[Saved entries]
....

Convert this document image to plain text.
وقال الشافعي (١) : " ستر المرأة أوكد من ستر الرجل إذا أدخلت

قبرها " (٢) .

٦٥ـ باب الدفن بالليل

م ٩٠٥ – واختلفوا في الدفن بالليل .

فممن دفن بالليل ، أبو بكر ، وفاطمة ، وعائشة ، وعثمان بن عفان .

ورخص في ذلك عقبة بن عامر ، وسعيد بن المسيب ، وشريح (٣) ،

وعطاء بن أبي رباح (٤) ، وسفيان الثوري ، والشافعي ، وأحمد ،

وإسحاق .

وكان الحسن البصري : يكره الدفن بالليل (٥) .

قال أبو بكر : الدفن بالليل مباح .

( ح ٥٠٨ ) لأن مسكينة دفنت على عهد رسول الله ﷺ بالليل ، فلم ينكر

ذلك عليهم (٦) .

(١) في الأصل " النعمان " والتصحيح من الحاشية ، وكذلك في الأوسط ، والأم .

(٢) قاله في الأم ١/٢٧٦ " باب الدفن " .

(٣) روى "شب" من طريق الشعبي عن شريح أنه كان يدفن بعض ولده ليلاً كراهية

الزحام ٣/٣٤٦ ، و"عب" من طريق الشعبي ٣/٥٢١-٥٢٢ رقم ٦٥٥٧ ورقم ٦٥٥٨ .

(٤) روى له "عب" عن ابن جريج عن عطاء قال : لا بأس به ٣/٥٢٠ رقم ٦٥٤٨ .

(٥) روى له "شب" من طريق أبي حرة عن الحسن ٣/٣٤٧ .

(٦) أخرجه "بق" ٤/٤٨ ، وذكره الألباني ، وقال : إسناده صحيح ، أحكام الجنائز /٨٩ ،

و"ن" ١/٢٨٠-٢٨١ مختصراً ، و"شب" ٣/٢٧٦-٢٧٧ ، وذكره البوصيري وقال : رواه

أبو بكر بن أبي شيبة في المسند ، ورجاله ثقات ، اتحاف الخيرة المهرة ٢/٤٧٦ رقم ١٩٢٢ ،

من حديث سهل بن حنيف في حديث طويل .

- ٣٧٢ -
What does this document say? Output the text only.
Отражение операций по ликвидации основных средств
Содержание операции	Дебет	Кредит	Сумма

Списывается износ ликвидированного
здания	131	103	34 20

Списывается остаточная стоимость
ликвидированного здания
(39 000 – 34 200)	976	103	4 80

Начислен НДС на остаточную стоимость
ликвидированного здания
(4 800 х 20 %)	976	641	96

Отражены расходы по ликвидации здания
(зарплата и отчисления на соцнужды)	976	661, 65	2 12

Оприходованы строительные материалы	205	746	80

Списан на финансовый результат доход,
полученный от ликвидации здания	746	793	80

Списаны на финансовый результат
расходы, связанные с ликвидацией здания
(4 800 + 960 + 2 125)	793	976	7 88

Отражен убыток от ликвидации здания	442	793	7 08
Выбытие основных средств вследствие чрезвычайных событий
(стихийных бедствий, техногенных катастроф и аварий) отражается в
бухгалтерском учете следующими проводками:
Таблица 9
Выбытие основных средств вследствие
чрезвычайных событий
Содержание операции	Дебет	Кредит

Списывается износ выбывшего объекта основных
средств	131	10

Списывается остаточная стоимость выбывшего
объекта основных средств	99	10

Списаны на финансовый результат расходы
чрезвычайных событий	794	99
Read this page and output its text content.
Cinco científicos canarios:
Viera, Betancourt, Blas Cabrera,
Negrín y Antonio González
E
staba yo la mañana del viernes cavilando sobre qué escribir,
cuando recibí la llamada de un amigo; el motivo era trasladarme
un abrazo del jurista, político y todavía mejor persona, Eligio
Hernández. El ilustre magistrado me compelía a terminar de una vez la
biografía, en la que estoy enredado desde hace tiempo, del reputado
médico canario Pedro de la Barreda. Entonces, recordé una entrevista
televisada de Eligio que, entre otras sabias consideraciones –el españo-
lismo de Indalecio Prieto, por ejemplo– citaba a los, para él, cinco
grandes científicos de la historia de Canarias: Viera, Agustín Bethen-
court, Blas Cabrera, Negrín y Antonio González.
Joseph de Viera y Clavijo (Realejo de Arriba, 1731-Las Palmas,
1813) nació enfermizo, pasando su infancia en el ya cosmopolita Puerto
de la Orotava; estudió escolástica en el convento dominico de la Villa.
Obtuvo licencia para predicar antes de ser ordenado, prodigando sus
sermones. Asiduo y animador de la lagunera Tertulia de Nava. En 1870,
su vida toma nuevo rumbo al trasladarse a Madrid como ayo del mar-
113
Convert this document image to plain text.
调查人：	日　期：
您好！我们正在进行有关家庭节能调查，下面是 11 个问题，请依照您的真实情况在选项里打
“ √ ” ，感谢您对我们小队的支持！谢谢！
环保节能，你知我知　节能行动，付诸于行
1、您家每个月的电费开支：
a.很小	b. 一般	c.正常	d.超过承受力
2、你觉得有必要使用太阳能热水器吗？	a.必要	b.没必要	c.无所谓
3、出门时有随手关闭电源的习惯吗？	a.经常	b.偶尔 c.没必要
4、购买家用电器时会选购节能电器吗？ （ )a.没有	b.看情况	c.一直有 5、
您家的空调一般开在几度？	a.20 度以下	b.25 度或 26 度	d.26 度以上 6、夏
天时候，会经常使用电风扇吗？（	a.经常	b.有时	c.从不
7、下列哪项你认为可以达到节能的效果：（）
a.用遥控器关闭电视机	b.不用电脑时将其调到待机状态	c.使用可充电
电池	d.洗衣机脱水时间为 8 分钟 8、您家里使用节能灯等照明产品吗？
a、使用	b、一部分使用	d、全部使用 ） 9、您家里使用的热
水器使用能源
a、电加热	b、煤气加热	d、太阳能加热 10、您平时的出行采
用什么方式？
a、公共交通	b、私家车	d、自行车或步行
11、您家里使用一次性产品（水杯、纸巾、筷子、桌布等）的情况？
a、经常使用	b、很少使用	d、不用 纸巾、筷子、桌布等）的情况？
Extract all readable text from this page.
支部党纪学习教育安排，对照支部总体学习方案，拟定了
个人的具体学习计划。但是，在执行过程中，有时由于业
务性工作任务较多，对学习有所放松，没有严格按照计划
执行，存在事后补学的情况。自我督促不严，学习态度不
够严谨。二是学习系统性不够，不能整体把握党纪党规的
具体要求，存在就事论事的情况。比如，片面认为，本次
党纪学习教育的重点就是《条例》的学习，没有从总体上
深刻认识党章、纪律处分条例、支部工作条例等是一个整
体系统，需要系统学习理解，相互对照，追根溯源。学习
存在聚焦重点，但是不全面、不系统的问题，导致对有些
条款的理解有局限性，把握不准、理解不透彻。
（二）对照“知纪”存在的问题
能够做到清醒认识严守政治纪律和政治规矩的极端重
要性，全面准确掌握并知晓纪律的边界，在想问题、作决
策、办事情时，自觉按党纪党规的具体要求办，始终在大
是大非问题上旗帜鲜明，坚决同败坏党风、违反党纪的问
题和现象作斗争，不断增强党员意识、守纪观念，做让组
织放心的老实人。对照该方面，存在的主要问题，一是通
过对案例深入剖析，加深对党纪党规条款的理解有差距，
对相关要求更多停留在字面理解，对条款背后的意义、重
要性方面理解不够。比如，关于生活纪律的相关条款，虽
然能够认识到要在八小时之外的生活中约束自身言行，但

....

What you need to do:
Reproduce the data, keeping every line exactly the same.

Final answer:
Convert this document image to plain text.
وقال الشافعي (١) : " ستر المرأة أوكد من ستر الرجل إذا أدخلت

قبرها " (٢) .

٦٥ـ باب الدفن بالليل

م ٩٠٥ – واختلفوا في الدفن بالليل .

فممن دفن بالليل ، أبو بكر ، وفاطمة ، وعائشة ، وعثمان بن عفان .

ورخص في ذلك عقبة بن عامر ، وسعيد بن المسيب ، وشريح (٣) ،

وعطاء بن أبي رباح (٤) ، وسفيان الثوري ، والشافعي ، وأحمد ،

وإسحاق .

وكان الحسن البصري : يكره الدفن بالليل (٥) .

قال أبو بكر : الدفن بالليل مباح .

( ح ٥٠٨ ) لأن مسكينة دفنت على عهد رسول الله ﷺ بالليل ، فلم ينكر

ذلك عليهم (٦) .

(١) في الأصل " النعمان " والتصحيح من الحاشية ، وكذلك في الأوسط ، والأم .

(٢) قاله في الأم ١/٢٧٦ " باب الدفن " .

(٣) روى "شب" من طريق الشعبي عن شريح أنه كان يدفن بعض ولده ليلاً كراهية

الزحام ٣/٣٤٦ ، و"عب" من طريق الشعبي ٣/٥٢١-٥٢٢ رقم ٦٥٥٧ ورقم ٦٥٥٨ .

(٤) روى له "عب" عن ابن جريج عن عطاء قال : لا بأس به ٣/٥٢٠ رقم ٦٥٤٨ .

(٥) روى له "شب" من طريق أبي حرة عن الحسن ٣/٣٤٧ .

(٦) أخرجه "بق" ٤/٤٨ ، وذكره الألباني ، وقال : إسناده صحيح ، أحكام الجنائز /٨٩ ،

و"ن" ١/٢٨٠-٢٨١ مختصراً ، و"شب" ٣/٢٧٦-٢٧٧ ، وذكره البوصيري وقال : رواه

أبو بكر بن أبي شيبة في المسند ، ورجاله ثقات ، اتحاف الخيرة المهرة ٢/٤٧٦ رقم ١٩٢٢ ،

من حديث سهل بن حنيف في حديث طويل .

- ٣٧٢ -
What does this document say? Output the text only.
Отражение операций по ликвидации основных средств
Содержание операции	Дебет	Кредит	Сумма

Списывается износ ликвидированного
здания	131	103	34 20

Списывается остаточная стоимость
ликвидированного здания
(39 000 – 34 200)	976	103	4 80

Начислен НДС на остаточную стоимость
ликвидированного здания
(4 800 х 20 %)	976	641	96

Отражены расходы по ликвидации здания
(зарплата и отчисления на соцнужды)	976	661, 65	2 12

Оприходованы строительные материалы	205	746	80

Списан на финансовый результат доход,
полученный от ликвидации здания	746	793	80

Списаны на финансовый результат
расходы, связанные с ликвидацией здания
(4 800 + 960 + 2 125)	793	976	7 88

Отражен убыток от ликвидации здания	442	793	7 08
Выбытие основных средств вследствие чрезвычайных событий
(стихийных бедствий, техногенных катастроф и аварий) отражается в
бухгалтерском учете следующими проводками:
Таблица 9
Выбытие основных средств вследствие
чрезвычайных событий
Содержание операции	Дебет	Кредит

Списывается износ выбывшего объекта основных
средств	131	10

Списывается остаточная стоимость выбывшего
объекта основных средств	99	10

Списаны на финансовый результат расходы
чрезвычайных событий	794	99
Read this page and output its text content.
Cinco científicos canarios:
Viera, Betancourt, Blas Cabrera,
Negrín y Antonio González
E
staba yo la mañana del viernes cavilando sobre qué escribir,
cuando recibí la llamada de un amigo; el motivo era trasladarme
un abrazo del jurista, político y todavía mejor persona, Eligio
Hernández. El ilustre magistrado me compelía a terminar de una vez la
biografía, en la que estoy enredado desde hace tiempo, del reputado
médico canario Pedro de la Barreda. Entonces, recordé una entrevista
televisada de Eligio que, entre otras sabias consideraciones –el españo-
lismo de Indalecio Prieto, por ejemplo– citaba a los, para él, cinco
grandes científicos de la historia de Canarias: Viera, Agustín Bethen-
court, Blas Cabrera, Negrín y Antonio González.
Joseph de Viera y Clavijo (Realejo de Arriba, 1731-Las Palmas,
1813) nació enfermizo, pasando su infancia en el ya cosmopolita Puerto
de la Orotava; estudió escolástica en el convento dominico de la Villa.
Obtuvo licencia para predicar antes de ser ordenado, prodigando sus
sermones. Asiduo y animador de la lagunera Tertulia de Nava. En 1870,
su vida toma nuevo rumbo al trasladarse a Madrid como ayo del mar-
113
Convert this document image to plain text.
调查人：	日　期：
您好！我们正在进行有关家庭节能调查，下面是 11 个问题，请依照您的真实情况在选项里打
“ √ ” ，感谢您对我们小队的支持！谢谢！
环保节能，你知我知　节能行动，付诸于行
1、您家每个月的电费开支：
a.很小	b. 一般	c.正常	d.超过承受力
2、你觉得有必要使用太阳能热水器吗？	a.必要	b.没必要	c.无所谓
3、出门时有随手关闭电源的习惯吗？	a.经常	b.偶尔 c.没必要
4、购买家用电器时会选购节能电器吗？ （ )a.没有	b.看情况	c.一直有 5、
您家的空调一般开在几度？	a.20 度以下	b.25 度或 26 度	d.26 度以上 6、夏
天时候，会经常使用电风扇吗？（	a.经常	b.有时	c.从不
7、下列哪项你认为可以达到节能的效果：（）
a.用遥控器关闭电视机	b.不用电脑时将其调到待机状态	c.使用可充电
电池	d.洗衣机脱水时间为 8 分钟 8、您家里使用节能灯等照明产品吗？
a、使用	b、一部分使用	d、全部使用 ） 9、您家里使用的热
水器使用能源
a、电加热	b、煤气加热	d、太阳能加热 10、您平时的出行采
用什么方式？
a、公共交通	b、私家车	d、自行车或步行
11、您家里使用一次性产品（水杯、纸巾、筷子、桌布等）的情况？
a、经常使用	b、很少使用	d、不用 纸巾、筷子、桌布等）的情况？
Extract all readable text from this page.
支部党纪学习教育安排，对照支部总体学习方案，拟定了
个人的具体学习计划。但是，在执行过程中，有时由于业
务性工作任务较多，对学习有所放松，没有严格按照计划
执行，存在事后补学的情况。自我督促不严，学习态度不
够严谨。二是学习系统性不够，不能整体把握党纪党规的
具体要求，存在就事论事的情况。比如，片面认为，本次
党纪学习教育的重点就是《条例》的学习，没有从总体上
深刻认识党章、纪律处分条例、支部工作条例等是一个整
体系统，需要系统学习理解，相互对照，追根溯源。学习
存在聚焦重点，但是不全面、不系统的问题，导致对有些
条款的理解有局限性，把握不准、理解不透彻。
（二）对照“知纪”存在的问题
能够做到清醒认识严守政治纪律和政治规矩的极端重
要性，全面准确掌握并知晓纪律的边界，在想问题、作决
策、办事情时，自觉按党纪党规的具体要求办，始终在大
是大非问题上旗帜鲜明，坚决同败坏党风、违反党纪的问
题和现象作斗争，不断增强党员意识、守纪观念，做让组
织放心的老实人。对照该方面，存在的主要问题，一是通
过对案例深入剖析，加深对党纪党规条款的理解有差距，
对相关要求更多停留在字面理解，对条款背后的意义、重
要性方面理解不够。比如，关于生活纪律的相关条款，虽
然能够认识到要在八小时之外的生活中约束自身言行，但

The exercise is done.